**Instructions for the task:**
Every line of the records below that has the word "into" should be copied.

**Material supplied:**
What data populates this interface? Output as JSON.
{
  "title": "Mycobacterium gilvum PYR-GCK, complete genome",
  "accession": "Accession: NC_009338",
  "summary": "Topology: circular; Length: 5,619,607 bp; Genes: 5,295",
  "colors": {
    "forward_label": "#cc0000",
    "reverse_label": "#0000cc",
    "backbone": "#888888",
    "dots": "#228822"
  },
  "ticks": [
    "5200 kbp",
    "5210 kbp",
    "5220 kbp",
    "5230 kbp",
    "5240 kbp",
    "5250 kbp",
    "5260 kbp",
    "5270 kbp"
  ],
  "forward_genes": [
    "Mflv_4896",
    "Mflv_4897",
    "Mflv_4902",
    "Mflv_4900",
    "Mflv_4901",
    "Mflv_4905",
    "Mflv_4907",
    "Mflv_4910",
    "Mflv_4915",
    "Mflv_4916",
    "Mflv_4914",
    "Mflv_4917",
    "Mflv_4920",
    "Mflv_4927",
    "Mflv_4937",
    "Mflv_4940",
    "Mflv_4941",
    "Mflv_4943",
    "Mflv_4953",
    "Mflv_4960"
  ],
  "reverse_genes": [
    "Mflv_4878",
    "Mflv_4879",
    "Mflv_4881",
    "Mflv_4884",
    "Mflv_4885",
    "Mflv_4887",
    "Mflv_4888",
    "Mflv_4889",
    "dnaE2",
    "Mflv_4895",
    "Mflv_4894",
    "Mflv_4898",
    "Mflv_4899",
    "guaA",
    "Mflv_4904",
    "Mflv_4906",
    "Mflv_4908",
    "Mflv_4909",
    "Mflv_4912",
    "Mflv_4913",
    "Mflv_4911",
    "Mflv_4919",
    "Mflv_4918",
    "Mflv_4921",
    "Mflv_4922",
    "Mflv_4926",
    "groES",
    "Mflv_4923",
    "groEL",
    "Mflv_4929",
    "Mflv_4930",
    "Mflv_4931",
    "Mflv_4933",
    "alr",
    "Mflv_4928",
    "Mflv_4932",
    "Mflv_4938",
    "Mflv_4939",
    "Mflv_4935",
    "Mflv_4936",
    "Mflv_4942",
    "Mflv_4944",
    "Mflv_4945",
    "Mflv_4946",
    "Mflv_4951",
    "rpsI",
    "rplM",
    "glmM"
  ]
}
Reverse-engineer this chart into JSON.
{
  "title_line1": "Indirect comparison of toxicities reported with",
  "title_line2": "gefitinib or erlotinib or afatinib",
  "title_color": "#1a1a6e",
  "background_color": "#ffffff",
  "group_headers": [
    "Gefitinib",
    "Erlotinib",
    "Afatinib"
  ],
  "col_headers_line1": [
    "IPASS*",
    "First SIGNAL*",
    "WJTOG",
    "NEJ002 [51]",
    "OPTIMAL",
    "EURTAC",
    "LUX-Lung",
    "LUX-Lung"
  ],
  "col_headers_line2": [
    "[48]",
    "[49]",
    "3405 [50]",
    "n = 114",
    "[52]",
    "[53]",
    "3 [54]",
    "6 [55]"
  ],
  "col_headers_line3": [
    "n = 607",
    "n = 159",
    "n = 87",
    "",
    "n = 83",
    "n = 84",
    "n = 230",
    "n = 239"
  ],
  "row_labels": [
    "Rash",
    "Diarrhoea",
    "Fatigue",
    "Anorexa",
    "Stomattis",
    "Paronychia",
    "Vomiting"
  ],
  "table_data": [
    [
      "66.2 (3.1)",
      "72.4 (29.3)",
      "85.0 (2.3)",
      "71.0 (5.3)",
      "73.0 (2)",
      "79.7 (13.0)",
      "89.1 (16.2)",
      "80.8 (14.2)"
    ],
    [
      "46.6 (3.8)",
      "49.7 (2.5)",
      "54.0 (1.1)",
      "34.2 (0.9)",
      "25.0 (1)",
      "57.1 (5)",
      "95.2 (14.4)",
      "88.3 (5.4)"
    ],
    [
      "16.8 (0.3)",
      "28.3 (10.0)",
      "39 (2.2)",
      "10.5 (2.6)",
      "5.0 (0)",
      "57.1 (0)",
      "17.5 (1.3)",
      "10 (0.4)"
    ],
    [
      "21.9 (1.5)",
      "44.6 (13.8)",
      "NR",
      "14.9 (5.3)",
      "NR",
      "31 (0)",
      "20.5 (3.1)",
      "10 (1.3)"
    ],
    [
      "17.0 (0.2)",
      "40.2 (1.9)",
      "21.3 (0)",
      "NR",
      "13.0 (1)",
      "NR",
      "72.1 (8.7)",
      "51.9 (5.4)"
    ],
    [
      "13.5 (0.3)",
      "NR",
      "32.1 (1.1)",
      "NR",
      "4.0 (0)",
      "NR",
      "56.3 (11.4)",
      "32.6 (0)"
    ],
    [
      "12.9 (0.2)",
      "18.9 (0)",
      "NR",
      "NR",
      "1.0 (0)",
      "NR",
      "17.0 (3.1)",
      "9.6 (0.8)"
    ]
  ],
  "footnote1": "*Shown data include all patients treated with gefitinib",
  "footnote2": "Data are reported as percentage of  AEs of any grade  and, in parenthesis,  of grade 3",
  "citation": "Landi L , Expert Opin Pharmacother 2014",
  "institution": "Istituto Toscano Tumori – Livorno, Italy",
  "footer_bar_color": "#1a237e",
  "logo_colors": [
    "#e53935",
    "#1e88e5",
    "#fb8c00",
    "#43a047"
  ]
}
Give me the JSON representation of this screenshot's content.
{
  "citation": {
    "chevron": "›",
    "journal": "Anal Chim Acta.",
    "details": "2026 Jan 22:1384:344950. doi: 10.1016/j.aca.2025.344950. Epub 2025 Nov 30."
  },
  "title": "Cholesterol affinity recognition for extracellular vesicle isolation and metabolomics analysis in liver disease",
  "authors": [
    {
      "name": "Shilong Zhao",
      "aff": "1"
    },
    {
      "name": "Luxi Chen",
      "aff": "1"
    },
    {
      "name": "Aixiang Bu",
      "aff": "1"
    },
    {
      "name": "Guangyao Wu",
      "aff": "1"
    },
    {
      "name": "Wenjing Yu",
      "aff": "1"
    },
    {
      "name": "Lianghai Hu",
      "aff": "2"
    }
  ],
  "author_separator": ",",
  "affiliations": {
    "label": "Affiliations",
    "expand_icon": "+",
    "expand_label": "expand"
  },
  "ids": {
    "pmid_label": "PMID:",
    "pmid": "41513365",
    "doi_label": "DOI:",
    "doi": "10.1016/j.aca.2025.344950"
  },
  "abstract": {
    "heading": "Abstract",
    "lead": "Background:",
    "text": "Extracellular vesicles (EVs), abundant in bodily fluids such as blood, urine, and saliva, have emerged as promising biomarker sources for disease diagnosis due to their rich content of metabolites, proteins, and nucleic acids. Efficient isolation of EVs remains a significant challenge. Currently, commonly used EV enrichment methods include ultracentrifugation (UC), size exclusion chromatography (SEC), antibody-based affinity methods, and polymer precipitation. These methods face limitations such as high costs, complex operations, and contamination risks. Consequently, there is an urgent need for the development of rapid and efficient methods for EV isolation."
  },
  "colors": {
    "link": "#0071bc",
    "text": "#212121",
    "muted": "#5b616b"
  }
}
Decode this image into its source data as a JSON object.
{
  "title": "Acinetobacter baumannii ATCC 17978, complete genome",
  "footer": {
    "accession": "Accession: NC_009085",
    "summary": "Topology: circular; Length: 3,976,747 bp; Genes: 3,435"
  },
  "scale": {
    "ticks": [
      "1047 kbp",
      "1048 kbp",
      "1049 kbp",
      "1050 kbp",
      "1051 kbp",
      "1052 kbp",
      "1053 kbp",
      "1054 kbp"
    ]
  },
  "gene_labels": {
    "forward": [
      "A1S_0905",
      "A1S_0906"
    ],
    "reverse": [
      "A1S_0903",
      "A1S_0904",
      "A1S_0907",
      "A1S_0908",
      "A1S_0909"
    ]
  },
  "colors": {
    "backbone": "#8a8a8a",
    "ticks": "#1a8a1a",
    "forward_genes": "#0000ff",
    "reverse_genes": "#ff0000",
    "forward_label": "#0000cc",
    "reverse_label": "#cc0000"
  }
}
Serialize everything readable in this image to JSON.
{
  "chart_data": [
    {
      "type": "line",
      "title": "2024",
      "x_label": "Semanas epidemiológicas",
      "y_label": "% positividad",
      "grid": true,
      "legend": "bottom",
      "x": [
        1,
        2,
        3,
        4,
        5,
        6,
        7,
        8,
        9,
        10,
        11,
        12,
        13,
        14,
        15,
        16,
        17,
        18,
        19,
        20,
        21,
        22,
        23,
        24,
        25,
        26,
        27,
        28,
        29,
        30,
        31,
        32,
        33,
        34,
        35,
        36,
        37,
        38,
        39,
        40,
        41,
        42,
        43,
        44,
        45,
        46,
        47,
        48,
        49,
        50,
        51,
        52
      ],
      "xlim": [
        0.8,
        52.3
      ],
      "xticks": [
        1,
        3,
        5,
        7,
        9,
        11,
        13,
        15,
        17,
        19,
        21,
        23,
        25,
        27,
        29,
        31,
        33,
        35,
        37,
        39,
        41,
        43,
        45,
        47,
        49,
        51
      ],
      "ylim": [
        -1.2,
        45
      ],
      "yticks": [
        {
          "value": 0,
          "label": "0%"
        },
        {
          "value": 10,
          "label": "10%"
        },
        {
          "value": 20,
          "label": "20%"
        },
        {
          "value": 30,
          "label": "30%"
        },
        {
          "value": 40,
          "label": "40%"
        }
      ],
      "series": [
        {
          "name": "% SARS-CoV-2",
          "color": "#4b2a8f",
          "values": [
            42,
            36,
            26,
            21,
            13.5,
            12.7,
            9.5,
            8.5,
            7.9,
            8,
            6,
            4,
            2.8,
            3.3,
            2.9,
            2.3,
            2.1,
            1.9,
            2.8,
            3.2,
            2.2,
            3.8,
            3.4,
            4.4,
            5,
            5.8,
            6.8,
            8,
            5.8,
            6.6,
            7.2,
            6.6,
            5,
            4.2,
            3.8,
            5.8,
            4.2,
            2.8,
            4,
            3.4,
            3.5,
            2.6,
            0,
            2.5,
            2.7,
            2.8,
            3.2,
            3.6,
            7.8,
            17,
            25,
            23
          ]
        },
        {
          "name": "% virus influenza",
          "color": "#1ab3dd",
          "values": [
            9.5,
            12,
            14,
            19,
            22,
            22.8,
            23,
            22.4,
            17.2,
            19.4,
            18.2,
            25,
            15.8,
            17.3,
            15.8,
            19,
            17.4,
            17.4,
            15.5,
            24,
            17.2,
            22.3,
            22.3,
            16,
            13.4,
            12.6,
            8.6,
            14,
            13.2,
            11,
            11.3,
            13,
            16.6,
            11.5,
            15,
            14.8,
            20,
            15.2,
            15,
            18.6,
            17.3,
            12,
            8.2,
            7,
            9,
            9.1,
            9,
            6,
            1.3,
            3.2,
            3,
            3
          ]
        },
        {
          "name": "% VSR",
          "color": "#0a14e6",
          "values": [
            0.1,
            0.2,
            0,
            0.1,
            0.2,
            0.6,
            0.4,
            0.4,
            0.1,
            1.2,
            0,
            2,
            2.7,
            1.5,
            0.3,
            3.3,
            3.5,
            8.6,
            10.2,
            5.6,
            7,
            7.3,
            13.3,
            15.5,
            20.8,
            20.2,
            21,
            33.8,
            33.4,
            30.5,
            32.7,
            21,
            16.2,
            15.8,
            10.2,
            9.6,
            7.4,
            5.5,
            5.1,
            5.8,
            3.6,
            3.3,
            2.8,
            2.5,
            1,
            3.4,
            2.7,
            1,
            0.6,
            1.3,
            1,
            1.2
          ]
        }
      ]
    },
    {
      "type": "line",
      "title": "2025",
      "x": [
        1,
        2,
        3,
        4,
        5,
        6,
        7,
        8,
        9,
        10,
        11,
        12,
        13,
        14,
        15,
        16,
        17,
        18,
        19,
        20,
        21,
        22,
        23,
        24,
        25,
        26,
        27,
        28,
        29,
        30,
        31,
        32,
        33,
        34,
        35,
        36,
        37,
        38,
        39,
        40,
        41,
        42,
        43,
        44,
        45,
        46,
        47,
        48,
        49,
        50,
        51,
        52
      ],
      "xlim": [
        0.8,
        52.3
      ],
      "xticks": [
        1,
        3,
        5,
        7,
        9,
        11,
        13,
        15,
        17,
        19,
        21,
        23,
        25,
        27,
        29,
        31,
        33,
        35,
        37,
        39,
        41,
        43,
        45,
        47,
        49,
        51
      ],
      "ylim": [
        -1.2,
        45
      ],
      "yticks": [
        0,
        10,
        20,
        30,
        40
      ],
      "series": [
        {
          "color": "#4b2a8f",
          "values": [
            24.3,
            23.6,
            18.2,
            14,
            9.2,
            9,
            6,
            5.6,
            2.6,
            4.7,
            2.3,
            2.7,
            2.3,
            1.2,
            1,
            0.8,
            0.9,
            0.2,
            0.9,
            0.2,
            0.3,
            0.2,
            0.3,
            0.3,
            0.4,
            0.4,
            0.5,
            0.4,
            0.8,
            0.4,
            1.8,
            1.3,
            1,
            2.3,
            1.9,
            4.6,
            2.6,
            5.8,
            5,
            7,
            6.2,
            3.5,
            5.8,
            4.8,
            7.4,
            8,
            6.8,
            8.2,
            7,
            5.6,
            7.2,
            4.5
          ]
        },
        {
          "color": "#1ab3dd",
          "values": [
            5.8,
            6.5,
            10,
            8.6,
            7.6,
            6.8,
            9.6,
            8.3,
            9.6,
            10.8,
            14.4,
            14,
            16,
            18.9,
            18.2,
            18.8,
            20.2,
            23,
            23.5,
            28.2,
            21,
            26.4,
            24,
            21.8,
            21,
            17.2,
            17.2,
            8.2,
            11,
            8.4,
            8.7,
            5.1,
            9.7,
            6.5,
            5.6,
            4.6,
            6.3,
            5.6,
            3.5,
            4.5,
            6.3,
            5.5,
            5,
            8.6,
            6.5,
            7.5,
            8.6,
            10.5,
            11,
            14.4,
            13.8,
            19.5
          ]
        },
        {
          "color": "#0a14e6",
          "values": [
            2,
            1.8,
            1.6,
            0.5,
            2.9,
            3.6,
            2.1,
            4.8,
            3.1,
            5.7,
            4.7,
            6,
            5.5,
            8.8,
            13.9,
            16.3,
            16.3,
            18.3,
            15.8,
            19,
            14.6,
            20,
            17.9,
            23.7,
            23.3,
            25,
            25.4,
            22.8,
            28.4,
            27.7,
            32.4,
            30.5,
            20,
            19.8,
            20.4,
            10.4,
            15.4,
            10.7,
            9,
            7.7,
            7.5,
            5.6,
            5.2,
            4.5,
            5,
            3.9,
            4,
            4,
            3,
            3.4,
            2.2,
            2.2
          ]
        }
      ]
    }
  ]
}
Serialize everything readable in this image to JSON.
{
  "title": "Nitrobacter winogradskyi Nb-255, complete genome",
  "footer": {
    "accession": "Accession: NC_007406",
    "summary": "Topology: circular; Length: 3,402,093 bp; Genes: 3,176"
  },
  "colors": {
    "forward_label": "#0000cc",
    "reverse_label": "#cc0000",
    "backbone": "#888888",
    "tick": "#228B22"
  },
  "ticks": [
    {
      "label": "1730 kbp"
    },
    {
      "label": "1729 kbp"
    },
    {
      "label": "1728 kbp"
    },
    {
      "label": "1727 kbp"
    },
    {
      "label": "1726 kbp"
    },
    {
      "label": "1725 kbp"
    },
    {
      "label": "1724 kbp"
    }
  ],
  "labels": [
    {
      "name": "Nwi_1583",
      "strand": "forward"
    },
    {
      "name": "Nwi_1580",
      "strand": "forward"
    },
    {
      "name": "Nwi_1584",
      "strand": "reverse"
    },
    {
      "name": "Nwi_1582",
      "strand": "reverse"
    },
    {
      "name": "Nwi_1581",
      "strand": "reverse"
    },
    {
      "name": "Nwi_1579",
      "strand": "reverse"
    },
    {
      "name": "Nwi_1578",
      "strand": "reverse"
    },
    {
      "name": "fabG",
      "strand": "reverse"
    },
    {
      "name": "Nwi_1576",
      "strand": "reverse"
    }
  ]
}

**Exercise solution:**
Reverse-engineer this chart into JSON.
Decode this image into its source data as a JSON object.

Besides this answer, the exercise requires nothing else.